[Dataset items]

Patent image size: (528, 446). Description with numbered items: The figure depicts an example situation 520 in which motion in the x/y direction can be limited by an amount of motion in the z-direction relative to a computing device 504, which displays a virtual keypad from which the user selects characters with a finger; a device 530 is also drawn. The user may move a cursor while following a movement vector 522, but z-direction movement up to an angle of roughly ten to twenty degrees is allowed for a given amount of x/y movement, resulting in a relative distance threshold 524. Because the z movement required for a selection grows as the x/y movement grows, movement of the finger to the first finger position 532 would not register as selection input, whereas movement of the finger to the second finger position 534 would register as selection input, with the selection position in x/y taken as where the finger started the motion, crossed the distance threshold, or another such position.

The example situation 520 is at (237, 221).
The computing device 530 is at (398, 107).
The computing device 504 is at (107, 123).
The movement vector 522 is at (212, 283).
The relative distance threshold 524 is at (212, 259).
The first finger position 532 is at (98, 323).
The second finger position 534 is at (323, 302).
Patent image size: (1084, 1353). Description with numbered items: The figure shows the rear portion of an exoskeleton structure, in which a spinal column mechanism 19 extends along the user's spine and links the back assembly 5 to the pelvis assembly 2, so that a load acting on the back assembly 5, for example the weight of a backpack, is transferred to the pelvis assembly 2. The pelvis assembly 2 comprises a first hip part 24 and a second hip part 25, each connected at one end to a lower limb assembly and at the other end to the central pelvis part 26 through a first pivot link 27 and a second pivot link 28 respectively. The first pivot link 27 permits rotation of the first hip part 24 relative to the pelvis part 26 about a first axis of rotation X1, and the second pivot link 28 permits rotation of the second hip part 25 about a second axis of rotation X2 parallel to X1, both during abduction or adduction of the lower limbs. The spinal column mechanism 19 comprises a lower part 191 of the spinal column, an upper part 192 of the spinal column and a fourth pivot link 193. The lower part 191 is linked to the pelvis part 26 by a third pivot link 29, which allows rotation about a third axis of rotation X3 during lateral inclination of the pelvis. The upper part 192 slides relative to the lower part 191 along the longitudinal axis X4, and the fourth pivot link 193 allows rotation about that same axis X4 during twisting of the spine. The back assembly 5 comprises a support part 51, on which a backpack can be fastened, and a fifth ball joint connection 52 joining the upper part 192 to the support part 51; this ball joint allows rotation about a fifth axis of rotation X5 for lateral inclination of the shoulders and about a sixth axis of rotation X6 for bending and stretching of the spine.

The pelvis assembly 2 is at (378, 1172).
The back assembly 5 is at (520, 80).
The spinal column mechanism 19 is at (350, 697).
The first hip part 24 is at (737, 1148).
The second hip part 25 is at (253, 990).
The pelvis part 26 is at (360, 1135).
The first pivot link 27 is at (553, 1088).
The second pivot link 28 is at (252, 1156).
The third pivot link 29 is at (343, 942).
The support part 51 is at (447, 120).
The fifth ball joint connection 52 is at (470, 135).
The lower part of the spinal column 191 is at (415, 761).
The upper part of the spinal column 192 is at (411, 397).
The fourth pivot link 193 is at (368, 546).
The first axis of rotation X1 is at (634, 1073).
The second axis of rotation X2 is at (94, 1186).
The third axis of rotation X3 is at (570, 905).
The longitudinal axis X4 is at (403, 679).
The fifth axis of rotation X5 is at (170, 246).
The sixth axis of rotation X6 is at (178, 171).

What you have to do: Copy these lines word for word.

Reply to the task:
Patent image size: (528, 446). Description with numbered items: The figure depicts an example situation 520 in which motion in the x/y direction can be limited by an amount of motion in the z-direction relative to a computing device 504, which displays a virtual keypad from which the user selects characters with a finger; a device 530 is also drawn. The user may move a cursor while following a movement vector 522, but z-direction movement up to an angle of roughly ten to twenty degrees is allowed for a given amount of x/y movement, resulting in a relative distance threshold 524. Because the z movement required for a selection grows as the x/y movement grows, movement of the finger to the first finger position 532 would not register as selection input, whereas movement of the finger to the second finger position 534 would register as selection input, with the selection position in x/y taken as where the finger started the motion, crossed the distance threshold, or another such position.

The example situation 520 is at (237, 221).
The computing device 530 is at (398, 107).
The computing device 504 is at (107, 123).
The movement vector 522 is at (212, 283).
The relative distance threshold 524 is at (212, 259).
The first finger position 532 is at (98, 323).
The second finger position 534 is at (323, 302).
Patent image size: (1084, 1353). Description with numbered items: The figure shows the rear portion of an exoskeleton structure, in which a spinal column mechanism 19 extends along the user's spine and links the back assembly 5 to the pelvis assembly 2, so that a load acting on the back assembly 5, for example the weight of a backpack, is transferred to the pelvis assembly 2. The pelvis assembly 2 comprises a first hip part 24 and a second hip part 25, each connected at one end to a lower limb assembly and at the other end to the central pelvis part 26 through a first pivot link 27 and a second pivot link 28 respectively. The first pivot link 27 permits rotation of the first hip part 24 relative to the pelvis part 26 about a first axis of rotation X1, and the second pivot link 28 permits rotation of the second hip part 25 about a second axis of rotation X2 parallel to X1, both during abduction or adduction of the lower limbs. The spinal column mechanism 19 comprises a lower part 191 of the spinal column, an upper part 192 of the spinal column and a fourth pivot link 193. The lower part 191 is linked to the pelvis part 26 by a third pivot link 29, which allows rotation about a third axis of rotation X3 during lateral inclination of the pelvis. The upper part 192 slides relative to the lower part 191 along the longitudinal axis X4, and the fourth pivot link 193 allows rotation about that same axis X4 during twisting of the spine. The back assembly 5 comprises a support part 51, on which a backpack can be fastened, and a fifth ball joint connection 52 joining the upper part 192 to the support part 51; this ball joint allows rotation about a fifth axis of rotation X5 for lateral inclination of the shoulders and about a sixth axis of rotation X6 for bending and stretching of the spine.

The pelvis assembly 2 is at (378, 1172).
The back assembly 5 is at (520, 80).
The spinal column mechanism 19 is at (350, 697).
The first hip part 24 is at (737, 1148).
The second hip part 25 is at (253, 990).
The pelvis part 26 is at (360, 1135).
The first pivot link 27 is at (553, 1088).
The second pivot link 28 is at (252, 1156).
The third pivot link 29 is at (343, 942).
The support part 51 is at (447, 120).
The fifth ball joint connection 52 is at (470, 135).
The lower part of the spinal column 191 is at (415, 761).
The upper part of the spinal column 192 is at (411, 397).
The fourth pivot link 193 is at (368, 546).
The first axis of rotation X1 is at (634, 1073).
The second axis of rotation X2 is at (94, 1186).
The third axis of rotation X3 is at (570, 905).
The longitudinal axis X4 is at (403, 679).
The fifth axis of rotation X5 is at (170, 246).
The sixth axis of rotation X6 is at (178, 171).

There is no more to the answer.